**Supplied material:**
★ ★ ★ ★ ★ ★ ★
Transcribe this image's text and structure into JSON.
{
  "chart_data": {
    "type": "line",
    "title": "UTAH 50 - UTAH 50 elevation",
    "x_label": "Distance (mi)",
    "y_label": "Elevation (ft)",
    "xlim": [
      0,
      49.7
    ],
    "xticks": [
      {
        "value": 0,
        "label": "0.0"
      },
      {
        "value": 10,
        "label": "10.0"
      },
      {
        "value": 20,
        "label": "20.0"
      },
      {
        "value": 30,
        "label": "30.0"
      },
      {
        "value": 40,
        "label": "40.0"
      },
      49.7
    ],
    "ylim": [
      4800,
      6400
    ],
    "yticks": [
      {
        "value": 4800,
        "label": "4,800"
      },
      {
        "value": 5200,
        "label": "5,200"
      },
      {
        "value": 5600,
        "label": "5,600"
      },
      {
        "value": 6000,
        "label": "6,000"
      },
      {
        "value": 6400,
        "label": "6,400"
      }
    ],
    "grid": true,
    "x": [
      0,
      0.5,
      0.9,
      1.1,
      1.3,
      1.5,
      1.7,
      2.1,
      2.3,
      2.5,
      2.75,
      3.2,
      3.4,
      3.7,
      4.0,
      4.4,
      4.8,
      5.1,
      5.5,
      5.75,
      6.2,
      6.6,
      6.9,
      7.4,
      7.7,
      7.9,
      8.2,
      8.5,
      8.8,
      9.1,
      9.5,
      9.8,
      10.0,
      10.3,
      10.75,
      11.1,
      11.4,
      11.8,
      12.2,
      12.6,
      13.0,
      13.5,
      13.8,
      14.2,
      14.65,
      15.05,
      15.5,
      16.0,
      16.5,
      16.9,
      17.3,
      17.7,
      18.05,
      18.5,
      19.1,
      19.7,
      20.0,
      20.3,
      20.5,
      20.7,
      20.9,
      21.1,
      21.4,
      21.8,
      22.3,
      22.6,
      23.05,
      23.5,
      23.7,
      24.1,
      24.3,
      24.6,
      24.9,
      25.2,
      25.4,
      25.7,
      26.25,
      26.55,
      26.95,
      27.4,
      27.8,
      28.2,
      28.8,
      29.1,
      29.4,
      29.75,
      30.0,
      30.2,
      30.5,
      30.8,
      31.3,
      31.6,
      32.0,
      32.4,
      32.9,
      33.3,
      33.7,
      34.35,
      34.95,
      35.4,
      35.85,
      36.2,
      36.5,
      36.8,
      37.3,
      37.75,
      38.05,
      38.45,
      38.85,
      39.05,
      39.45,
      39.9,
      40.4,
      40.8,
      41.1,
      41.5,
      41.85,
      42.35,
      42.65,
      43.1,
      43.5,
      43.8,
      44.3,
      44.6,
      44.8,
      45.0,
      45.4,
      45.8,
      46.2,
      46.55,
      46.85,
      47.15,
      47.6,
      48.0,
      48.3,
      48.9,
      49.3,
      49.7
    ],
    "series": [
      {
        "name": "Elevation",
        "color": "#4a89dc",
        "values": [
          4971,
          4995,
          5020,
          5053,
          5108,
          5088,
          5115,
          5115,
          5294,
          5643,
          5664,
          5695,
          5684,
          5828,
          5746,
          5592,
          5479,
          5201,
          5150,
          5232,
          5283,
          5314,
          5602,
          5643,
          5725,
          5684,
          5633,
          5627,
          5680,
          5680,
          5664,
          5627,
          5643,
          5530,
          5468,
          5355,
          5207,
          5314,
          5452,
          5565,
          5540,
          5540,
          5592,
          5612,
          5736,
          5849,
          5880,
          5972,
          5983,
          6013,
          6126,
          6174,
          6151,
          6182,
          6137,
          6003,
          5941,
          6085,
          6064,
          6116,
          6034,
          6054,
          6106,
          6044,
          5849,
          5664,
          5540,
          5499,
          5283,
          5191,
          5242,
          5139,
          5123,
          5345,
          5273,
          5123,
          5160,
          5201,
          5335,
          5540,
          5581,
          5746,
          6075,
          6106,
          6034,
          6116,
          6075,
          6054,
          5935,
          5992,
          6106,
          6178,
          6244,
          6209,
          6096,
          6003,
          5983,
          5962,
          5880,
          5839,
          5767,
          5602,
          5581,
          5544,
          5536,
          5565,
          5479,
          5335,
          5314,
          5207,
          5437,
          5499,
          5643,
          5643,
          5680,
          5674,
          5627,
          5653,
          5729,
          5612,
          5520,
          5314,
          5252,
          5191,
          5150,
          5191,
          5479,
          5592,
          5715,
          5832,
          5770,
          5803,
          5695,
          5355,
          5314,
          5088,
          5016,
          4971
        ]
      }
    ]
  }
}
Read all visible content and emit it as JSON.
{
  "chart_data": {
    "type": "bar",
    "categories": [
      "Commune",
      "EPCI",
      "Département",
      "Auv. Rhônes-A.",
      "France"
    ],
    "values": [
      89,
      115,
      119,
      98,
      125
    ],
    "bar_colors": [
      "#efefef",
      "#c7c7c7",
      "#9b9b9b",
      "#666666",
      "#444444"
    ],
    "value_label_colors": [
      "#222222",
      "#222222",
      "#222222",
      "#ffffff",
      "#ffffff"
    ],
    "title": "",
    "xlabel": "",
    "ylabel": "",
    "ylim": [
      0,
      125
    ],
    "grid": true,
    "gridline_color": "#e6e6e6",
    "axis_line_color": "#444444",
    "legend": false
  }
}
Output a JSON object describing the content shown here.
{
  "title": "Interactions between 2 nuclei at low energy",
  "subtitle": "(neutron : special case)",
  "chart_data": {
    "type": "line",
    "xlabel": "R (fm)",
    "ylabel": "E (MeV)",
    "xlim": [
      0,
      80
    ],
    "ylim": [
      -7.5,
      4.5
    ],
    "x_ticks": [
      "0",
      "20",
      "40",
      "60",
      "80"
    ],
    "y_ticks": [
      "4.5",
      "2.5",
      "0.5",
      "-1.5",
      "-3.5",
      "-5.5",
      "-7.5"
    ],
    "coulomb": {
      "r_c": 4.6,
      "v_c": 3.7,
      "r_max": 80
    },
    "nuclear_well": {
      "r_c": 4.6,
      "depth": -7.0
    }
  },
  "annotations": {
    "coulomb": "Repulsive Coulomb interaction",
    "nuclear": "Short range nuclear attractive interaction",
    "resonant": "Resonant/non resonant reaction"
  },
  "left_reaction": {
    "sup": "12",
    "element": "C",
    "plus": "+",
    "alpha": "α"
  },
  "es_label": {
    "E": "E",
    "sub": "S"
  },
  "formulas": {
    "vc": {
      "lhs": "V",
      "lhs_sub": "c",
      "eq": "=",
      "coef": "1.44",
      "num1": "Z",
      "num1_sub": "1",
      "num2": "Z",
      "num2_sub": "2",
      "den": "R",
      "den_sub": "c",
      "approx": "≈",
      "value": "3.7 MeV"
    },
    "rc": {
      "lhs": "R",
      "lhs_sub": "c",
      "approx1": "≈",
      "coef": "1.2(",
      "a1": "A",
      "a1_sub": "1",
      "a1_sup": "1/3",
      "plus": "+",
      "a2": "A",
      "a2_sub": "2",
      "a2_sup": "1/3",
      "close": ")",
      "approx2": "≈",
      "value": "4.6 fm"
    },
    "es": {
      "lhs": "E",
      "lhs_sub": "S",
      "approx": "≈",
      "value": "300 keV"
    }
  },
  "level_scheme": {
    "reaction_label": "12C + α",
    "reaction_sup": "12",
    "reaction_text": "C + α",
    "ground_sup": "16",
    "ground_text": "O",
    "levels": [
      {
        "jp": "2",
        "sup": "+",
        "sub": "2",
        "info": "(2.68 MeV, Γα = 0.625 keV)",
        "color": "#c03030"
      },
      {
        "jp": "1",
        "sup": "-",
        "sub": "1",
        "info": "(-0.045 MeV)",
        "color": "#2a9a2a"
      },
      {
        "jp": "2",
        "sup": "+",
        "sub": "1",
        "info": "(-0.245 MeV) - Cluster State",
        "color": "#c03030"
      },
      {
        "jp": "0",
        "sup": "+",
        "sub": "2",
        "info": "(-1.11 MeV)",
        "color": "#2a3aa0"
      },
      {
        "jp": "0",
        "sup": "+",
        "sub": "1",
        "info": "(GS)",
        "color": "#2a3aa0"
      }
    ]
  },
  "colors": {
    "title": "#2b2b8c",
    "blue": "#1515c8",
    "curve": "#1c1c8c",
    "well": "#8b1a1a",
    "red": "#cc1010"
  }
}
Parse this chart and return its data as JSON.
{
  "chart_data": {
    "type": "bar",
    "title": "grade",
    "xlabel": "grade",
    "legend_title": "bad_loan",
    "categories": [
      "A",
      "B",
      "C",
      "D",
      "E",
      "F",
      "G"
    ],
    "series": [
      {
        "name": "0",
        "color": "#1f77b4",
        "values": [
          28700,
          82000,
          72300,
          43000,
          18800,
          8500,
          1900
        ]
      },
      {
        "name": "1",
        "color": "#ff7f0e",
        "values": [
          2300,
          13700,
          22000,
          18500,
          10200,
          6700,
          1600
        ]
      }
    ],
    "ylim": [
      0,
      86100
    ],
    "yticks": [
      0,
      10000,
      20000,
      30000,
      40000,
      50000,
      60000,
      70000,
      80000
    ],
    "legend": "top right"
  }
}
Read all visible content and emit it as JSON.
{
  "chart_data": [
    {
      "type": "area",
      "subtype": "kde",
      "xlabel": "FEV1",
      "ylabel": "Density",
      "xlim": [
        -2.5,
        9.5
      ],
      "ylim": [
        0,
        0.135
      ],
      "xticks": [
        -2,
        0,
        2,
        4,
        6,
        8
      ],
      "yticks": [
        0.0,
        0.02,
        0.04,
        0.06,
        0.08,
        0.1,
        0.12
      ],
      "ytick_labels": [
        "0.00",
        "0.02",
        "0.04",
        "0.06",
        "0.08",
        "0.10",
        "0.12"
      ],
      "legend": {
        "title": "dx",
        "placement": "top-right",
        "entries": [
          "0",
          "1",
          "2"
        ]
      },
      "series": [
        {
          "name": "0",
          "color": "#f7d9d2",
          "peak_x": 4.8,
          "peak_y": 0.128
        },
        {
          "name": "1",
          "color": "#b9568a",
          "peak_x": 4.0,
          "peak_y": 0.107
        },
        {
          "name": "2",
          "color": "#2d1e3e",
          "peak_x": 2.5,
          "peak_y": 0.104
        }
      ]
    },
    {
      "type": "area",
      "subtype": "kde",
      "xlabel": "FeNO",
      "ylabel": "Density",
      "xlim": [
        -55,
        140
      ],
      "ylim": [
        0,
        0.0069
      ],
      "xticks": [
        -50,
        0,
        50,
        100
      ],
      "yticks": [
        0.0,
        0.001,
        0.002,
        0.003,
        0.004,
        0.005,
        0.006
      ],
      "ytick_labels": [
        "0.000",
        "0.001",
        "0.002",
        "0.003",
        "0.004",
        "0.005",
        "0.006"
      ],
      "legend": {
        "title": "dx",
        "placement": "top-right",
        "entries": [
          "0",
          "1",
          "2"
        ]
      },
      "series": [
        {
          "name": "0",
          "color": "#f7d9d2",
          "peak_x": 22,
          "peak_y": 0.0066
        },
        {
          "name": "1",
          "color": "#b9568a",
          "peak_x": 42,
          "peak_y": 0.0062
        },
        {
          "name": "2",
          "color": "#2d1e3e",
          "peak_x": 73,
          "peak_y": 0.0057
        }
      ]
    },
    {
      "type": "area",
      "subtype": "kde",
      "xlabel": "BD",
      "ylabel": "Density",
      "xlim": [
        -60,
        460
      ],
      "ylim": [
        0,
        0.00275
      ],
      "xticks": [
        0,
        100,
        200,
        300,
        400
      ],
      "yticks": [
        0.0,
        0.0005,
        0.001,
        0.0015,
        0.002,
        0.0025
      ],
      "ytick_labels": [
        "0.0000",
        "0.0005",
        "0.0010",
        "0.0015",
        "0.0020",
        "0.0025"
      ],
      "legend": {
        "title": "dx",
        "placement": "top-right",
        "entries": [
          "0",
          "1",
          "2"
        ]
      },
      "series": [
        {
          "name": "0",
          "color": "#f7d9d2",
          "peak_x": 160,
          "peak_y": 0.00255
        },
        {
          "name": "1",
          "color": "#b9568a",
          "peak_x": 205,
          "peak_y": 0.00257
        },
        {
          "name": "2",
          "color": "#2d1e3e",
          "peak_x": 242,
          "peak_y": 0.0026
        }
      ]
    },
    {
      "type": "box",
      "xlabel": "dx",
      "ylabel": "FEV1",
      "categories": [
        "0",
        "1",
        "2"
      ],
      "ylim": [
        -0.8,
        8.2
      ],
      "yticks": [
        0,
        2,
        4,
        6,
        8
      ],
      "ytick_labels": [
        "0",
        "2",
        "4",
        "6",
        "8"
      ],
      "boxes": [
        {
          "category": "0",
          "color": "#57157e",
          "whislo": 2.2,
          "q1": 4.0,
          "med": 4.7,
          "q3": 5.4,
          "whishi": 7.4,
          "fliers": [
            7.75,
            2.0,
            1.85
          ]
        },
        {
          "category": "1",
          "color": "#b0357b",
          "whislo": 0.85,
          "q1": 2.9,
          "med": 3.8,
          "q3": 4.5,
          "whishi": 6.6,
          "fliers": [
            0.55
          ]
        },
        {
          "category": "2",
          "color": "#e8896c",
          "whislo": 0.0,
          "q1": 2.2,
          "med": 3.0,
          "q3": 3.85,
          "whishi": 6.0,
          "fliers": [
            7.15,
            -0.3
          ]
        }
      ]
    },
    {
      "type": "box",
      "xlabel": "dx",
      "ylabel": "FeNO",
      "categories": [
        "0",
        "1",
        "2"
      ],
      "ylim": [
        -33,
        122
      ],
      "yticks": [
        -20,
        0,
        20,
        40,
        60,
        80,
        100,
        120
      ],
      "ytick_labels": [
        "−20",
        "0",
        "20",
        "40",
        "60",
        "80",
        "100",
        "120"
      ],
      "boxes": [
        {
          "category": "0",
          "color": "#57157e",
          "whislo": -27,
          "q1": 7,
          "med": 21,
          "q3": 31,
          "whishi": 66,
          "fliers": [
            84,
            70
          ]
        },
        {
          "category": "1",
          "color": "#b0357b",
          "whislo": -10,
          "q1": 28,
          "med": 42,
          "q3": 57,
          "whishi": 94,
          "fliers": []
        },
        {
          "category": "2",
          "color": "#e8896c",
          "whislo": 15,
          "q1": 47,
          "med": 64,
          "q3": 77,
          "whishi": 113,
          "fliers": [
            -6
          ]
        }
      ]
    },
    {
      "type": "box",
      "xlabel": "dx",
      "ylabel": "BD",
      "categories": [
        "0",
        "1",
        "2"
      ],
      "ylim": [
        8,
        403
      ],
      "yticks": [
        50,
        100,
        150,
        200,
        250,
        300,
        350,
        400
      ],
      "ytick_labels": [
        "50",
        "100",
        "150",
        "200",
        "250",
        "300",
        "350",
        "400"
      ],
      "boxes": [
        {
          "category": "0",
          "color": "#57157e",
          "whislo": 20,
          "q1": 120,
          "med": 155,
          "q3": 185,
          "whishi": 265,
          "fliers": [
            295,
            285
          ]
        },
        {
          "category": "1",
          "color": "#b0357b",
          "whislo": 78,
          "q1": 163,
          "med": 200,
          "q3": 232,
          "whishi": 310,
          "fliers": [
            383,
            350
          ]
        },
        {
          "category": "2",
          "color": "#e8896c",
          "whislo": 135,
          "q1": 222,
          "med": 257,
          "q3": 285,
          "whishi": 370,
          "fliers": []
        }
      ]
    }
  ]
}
★ ★ ★ ★ ★ ★ ★
**Given task:** Among the lines above, how many contain the string "ylabel"? State the number alone.

**Task solution:** 8